» **Dataset excerpts**:
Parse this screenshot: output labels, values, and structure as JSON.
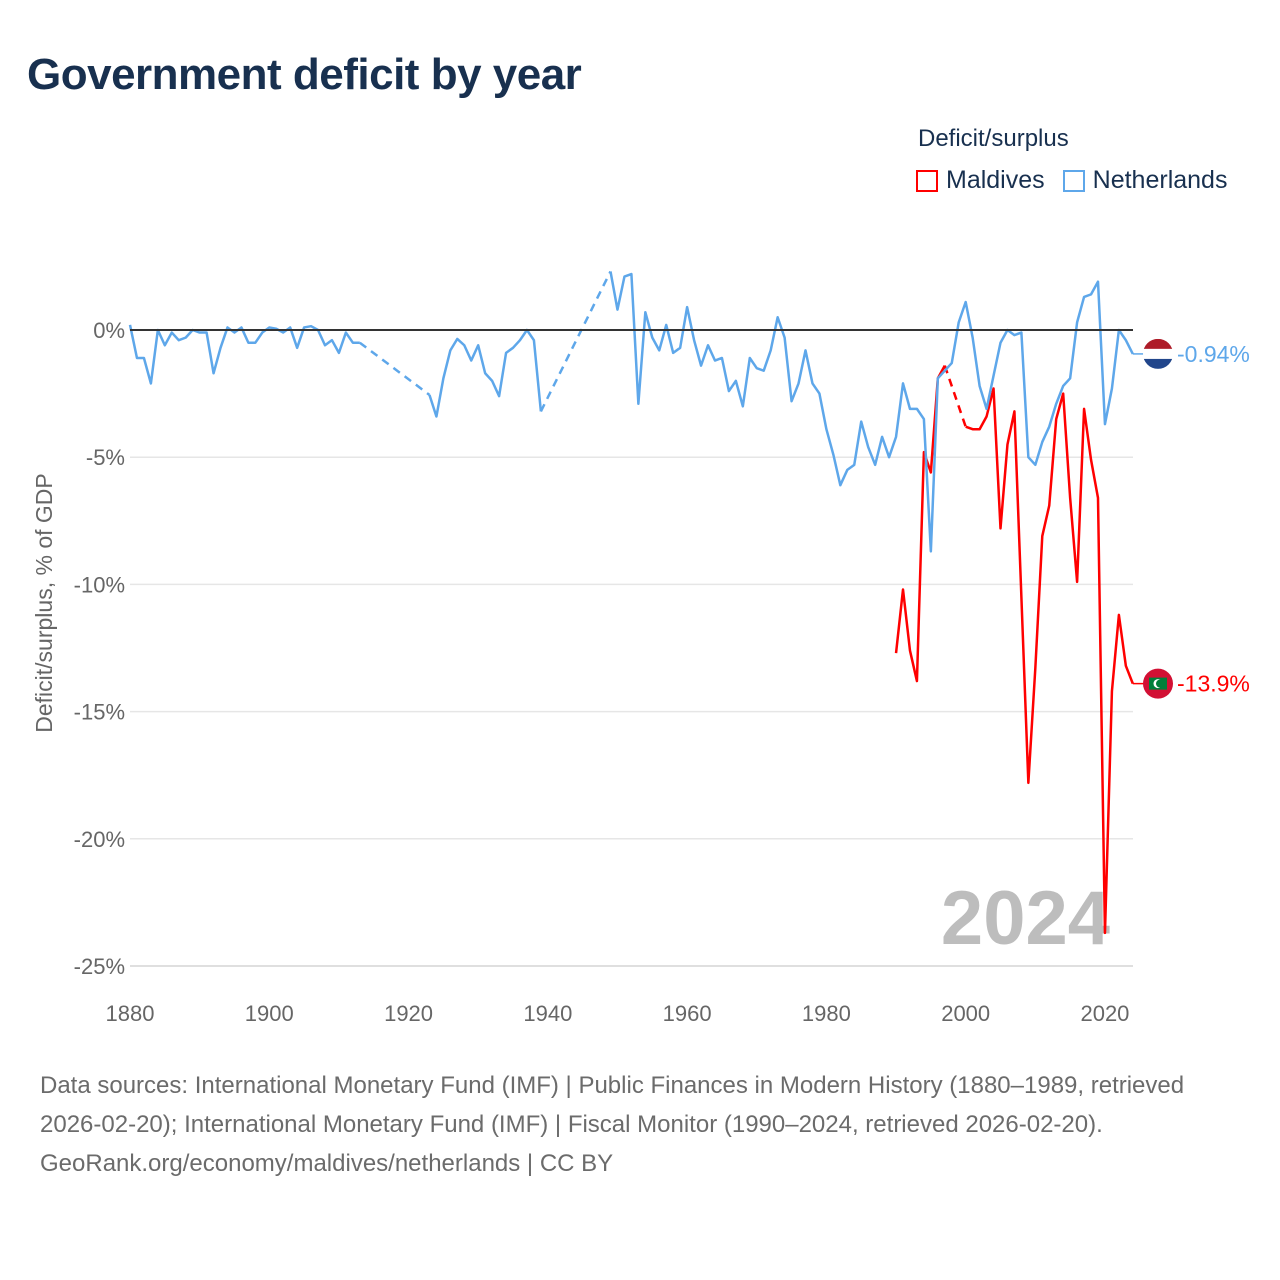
{
  "title": "Government deficit by year",
  "footer": {
    "sources": "Data sources: International Monetary Fund (IMF) | Public Finances in Modern History (1880–1989, retrieved 2026-02-20); International Monetary Fund (IMF) | Fiscal Monitor (1990–2024, retrieved 2026-02-20).",
    "credit": "GeoRank.org/economy/maldives/netherlands | CC BY"
  },
  "chart_data": {
    "type": "line",
    "title": "Government deficit by year",
    "ylabel": "Deficit/surplus, % of GDP",
    "xlabel": "",
    "xlim": [
      1880,
      2024
    ],
    "ylim": [
      -25,
      2.5
    ],
    "x_ticks": [
      1880,
      1900,
      1920,
      1940,
      1960,
      1980,
      2000,
      2020
    ],
    "y_ticks": [
      0,
      -5,
      -10,
      -15,
      -20,
      -25
    ],
    "y_tick_labels": [
      "0%",
      "-5%",
      "-10%",
      "-15%",
      "-20%",
      "-25%"
    ],
    "x_tick_labels": [
      "1880",
      "1900",
      "1920",
      "1940",
      "1960",
      "1980",
      "2000",
      "2020"
    ],
    "year_label": "2024",
    "legend": {
      "title": "Deficit/surplus",
      "placement": "top-right"
    },
    "grid": true,
    "series": [
      {
        "name": "Maldives",
        "color": "#ff0000",
        "end_label": "-13.9%",
        "flag": "maldives-flag",
        "start_year": 1990,
        "values": [
          -12.7,
          -10.2,
          -12.6,
          -13.8,
          -4.8,
          -5.6,
          -1.9,
          -1.4,
          null,
          null,
          -3.8,
          -3.9,
          -3.9,
          -3.4,
          -2.3,
          -7.8,
          -4.5,
          -3.2,
          -10.5,
          -17.8,
          -13.3,
          -8.1,
          -6.9,
          -3.5,
          -2.5,
          -6.6,
          -9.9,
          -3.1,
          -5.1,
          -6.6,
          -23.7,
          -14.2,
          -11.2,
          -13.2,
          -13.9
        ]
      },
      {
        "name": "Netherlands",
        "color": "#5ea7ea",
        "end_label": "-0.94%",
        "flag": "netherlands-flag",
        "start_year": 1880,
        "values": [
          0.2,
          -1.1,
          -1.1,
          -2.1,
          0.0,
          -0.6,
          -0.1,
          -0.4,
          -0.3,
          0.0,
          -0.1,
          -0.1,
          -1.7,
          -0.7,
          0.1,
          -0.1,
          0.1,
          -0.5,
          -0.5,
          -0.1,
          0.1,
          0.05,
          -0.1,
          0.1,
          -0.7,
          0.1,
          0.15,
          0.0,
          -0.6,
          -0.4,
          -0.9,
          -0.1,
          -0.5,
          -0.5,
          null,
          null,
          null,
          null,
          null,
          null,
          null,
          null,
          null,
          -2.55,
          -3.4,
          -1.9,
          -0.8,
          -0.35,
          -0.6,
          -1.2,
          -0.6,
          -1.7,
          -2.0,
          -2.6,
          -0.9,
          -0.7,
          -0.4,
          0.0,
          -0.4,
          -3.2,
          null,
          null,
          null,
          null,
          null,
          null,
          null,
          null,
          null,
          2.3,
          0.8,
          2.1,
          2.2,
          -2.9,
          0.7,
          -0.3,
          -0.8,
          0.2,
          -0.9,
          -0.7,
          0.9,
          -0.4,
          -1.4,
          -0.6,
          -1.2,
          -1.1,
          -2.4,
          -2.0,
          -3.0,
          -1.1,
          -1.5,
          -1.6,
          -0.8,
          0.5,
          -0.3,
          -2.8,
          -2.1,
          -0.8,
          -2.1,
          -2.5,
          -3.9,
          -4.9,
          -6.1,
          -5.5,
          -5.3,
          -3.6,
          -4.6,
          -5.3,
          -4.2,
          -5.0,
          -4.2,
          -2.1,
          -3.1,
          -3.1,
          -3.5,
          -8.7,
          -1.9,
          -1.6,
          -1.3,
          0.3,
          1.1,
          -0.3,
          -2.2,
          -3.1,
          -1.8,
          -0.5,
          0.0,
          -0.2,
          -0.1,
          -5.0,
          -5.3,
          -4.4,
          -3.8,
          -2.9,
          -2.2,
          -1.9,
          0.3,
          1.3,
          1.4,
          1.9,
          -3.7,
          -2.3,
          0.0,
          -0.4,
          -0.94
        ]
      }
    ]
  }
}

» **Stated problem**:
Reproduce the entries above exactly. Do not include the images.

» **Response to this exercise**:
Parse this screenshot: output labels, values, and structure as JSON.
{
  "title": "Government deficit by year",
  "footer": {
    "sources": "Data sources: International Monetary Fund (IMF) | Public Finances in Modern History (1880–1989, retrieved 2026-02-20); International Monetary Fund (IMF) | Fiscal Monitor (1990–2024, retrieved 2026-02-20).",
    "credit": "GeoRank.org/economy/maldives/netherlands | CC BY"
  },
  "chart_data": {
    "type": "line",
    "title": "Government deficit by year",
    "ylabel": "Deficit/surplus, % of GDP",
    "xlabel": "",
    "xlim": [
      1880,
      2024
    ],
    "ylim": [
      -25,
      2.5
    ],
    "x_ticks": [
      1880,
      1900,
      1920,
      1940,
      1960,
      1980,
      2000,
      2020
    ],
    "y_ticks": [
      0,
      -5,
      -10,
      -15,
      -20,
      -25
    ],
    "y_tick_labels": [
      "0%",
      "-5%",
      "-10%",
      "-15%",
      "-20%",
      "-25%"
    ],
    "x_tick_labels": [
      "1880",
      "1900",
      "1920",
      "1940",
      "1960",
      "1980",
      "2000",
      "2020"
    ],
    "year_label": "2024",
    "legend": {
      "title": "Deficit/surplus",
      "placement": "top-right"
    },
    "grid": true,
    "series": [
      {
        "name": "Maldives",
        "color": "#ff0000",
        "end_label": "-13.9%",
        "flag": "maldives-flag",
        "start_year": 1990,
        "values": [
          -12.7,
          -10.2,
          -12.6,
          -13.8,
          -4.8,
          -5.6,
          -1.9,
          -1.4,
          null,
          null,
          -3.8,
          -3.9,
          -3.9,
          -3.4,
          -2.3,
          -7.8,
          -4.5,
          -3.2,
          -10.5,
          -17.8,
          -13.3,
          -8.1,
          -6.9,
          -3.5,
          -2.5,
          -6.6,
          -9.9,
          -3.1,
          -5.1,
          -6.6,
          -23.7,
          -14.2,
          -11.2,
          -13.2,
          -13.9
        ]
      },
      {
        "name": "Netherlands",
        "color": "#5ea7ea",
        "end_label": "-0.94%",
        "flag": "netherlands-flag",
        "start_year": 1880,
        "values": [
          0.2,
          -1.1,
          -1.1,
          -2.1,
          0.0,
          -0.6,
          -0.1,
          -0.4,
          -0.3,
          0.0,
          -0.1,
          -0.1,
          -1.7,
          -0.7,
          0.1,
          -0.1,
          0.1,
          -0.5,
          -0.5,
          -0.1,
          0.1,
          0.05,
          -0.1,
          0.1,
          -0.7,
          0.1,
          0.15,
          0.0,
          -0.6,
          -0.4,
          -0.9,
          -0.1,
          -0.5,
          -0.5,
          null,
          null,
          null,
          null,
          null,
          null,
          null,
          null,
          null,
          -2.55,
          -3.4,
          -1.9,
          -0.8,
          -0.35,
          -0.6,
          -1.2,
          -0.6,
          -1.7,
          -2.0,
          -2.6,
          -0.9,
          -0.7,
          -0.4,
          0.0,
          -0.4,
          -3.2,
          null,
          null,
          null,
          null,
          null,
          null,
          null,
          null,
          null,
          2.3,
          0.8,
          2.1,
          2.2,
          -2.9,
          0.7,
          -0.3,
          -0.8,
          0.2,
          -0.9,
          -0.7,
          0.9,
          -0.4,
          -1.4,
          -0.6,
          -1.2,
          -1.1,
          -2.4,
          -2.0,
          -3.0,
          -1.1,
          -1.5,
          -1.6,
          -0.8,
          0.5,
          -0.3,
          -2.8,
          -2.1,
          -0.8,
          -2.1,
          -2.5,
          -3.9,
          -4.9,
          -6.1,
          -5.5,
          -5.3,
          -3.6,
          -4.6,
          -5.3,
          -4.2,
          -5.0,
          -4.2,
          -2.1,
          -3.1,
          -3.1,
          -3.5,
          -8.7,
          -1.9,
          -1.6,
          -1.3,
          0.3,
          1.1,
          -0.3,
          -2.2,
          -3.1,
          -1.8,
          -0.5,
          0.0,
          -0.2,
          -0.1,
          -5.0,
          -5.3,
          -4.4,
          -3.8,
          -2.9,
          -2.2,
          -1.9,
          0.3,
          1.3,
          1.4,
          1.9,
          -3.7,
          -2.3,
          0.0,
          -0.4,
          -0.94
        ]
      }
    ]
  }
}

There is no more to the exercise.